Challenge: Reply with one number: the count of lines in the records below that hold "Grayscale".

(Data records)
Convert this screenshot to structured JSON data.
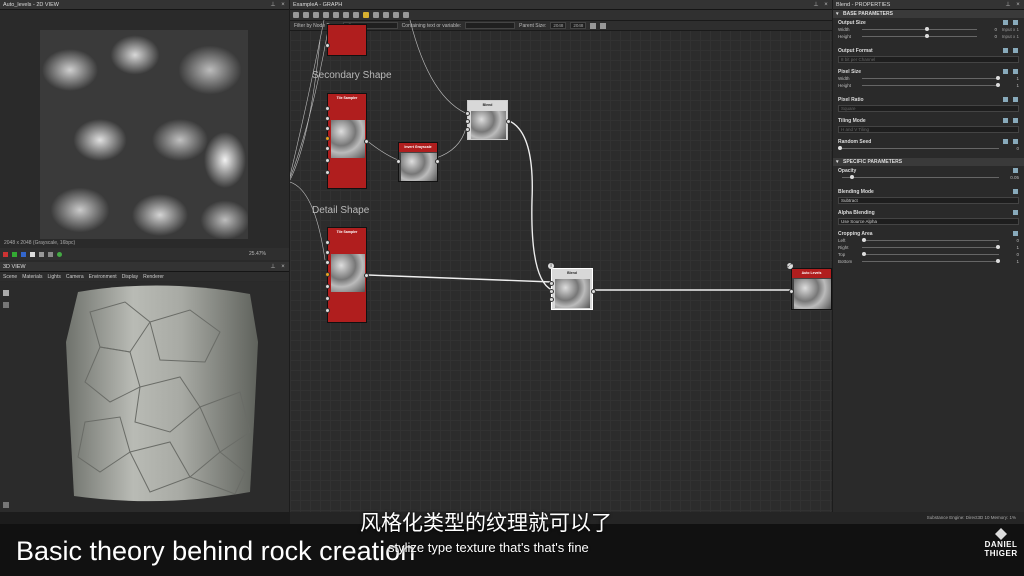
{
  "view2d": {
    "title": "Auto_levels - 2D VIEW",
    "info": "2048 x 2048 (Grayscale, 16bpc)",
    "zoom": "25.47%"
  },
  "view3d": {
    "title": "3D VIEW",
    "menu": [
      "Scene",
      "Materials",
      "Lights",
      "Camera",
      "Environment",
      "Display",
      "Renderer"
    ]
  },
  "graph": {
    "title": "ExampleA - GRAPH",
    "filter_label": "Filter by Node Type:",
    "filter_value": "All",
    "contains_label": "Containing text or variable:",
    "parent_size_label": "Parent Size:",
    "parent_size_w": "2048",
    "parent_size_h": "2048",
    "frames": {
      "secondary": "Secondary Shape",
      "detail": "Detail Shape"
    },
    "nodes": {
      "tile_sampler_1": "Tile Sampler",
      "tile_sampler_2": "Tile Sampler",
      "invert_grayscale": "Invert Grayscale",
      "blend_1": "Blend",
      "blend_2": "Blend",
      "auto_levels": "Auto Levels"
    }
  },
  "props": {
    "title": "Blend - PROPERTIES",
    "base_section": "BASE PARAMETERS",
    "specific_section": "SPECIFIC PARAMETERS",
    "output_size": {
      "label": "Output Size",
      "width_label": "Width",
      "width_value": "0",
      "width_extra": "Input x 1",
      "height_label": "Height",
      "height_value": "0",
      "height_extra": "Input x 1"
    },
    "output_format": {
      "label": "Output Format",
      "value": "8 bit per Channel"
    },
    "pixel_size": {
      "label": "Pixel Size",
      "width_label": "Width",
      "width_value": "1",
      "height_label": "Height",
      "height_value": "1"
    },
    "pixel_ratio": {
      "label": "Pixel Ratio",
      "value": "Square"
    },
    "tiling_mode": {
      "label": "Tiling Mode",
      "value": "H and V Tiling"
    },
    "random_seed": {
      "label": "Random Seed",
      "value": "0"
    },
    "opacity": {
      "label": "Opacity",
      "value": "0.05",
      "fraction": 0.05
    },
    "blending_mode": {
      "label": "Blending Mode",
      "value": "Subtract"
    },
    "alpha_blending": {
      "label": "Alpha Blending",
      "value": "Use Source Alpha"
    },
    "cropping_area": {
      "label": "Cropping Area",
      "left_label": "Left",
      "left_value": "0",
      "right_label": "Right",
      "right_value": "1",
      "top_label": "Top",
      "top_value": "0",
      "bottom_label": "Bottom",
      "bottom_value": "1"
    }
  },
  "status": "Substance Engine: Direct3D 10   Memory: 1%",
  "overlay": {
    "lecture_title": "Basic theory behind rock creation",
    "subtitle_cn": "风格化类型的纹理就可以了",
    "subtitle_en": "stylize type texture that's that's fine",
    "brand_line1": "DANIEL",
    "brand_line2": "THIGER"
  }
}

...

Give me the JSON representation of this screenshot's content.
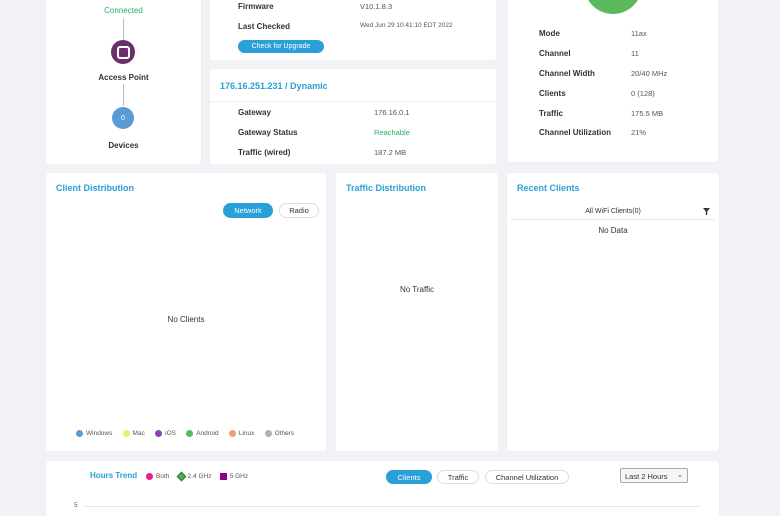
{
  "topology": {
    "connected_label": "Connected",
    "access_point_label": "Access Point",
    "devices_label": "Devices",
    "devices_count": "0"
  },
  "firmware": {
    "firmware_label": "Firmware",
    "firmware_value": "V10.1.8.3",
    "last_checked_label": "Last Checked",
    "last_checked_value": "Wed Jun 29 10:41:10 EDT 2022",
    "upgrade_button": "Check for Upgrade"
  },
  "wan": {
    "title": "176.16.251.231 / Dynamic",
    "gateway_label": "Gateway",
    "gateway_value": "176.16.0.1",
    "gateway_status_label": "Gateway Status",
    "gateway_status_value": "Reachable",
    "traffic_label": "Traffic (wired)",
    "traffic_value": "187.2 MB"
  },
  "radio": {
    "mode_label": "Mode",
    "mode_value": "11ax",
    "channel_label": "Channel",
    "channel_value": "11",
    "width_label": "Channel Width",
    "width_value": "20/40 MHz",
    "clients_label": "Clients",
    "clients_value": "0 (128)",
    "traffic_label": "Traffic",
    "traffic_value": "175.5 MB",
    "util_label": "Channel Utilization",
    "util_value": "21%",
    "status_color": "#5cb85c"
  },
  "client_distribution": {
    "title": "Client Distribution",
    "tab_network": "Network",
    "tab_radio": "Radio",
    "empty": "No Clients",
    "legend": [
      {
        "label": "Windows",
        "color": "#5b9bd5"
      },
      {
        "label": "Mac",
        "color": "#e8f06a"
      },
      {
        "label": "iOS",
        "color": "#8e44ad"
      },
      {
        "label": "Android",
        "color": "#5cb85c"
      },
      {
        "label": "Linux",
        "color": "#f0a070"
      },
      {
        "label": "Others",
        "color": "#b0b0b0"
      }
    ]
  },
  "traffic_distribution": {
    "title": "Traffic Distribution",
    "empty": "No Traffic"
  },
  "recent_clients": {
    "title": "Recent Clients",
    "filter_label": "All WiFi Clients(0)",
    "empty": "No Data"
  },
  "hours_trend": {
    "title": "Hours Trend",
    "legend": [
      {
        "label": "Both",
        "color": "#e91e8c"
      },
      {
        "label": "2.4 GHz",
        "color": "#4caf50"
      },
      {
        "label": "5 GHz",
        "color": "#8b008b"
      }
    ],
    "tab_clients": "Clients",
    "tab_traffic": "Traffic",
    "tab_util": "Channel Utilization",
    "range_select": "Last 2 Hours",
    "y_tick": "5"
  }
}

Expected answer: 2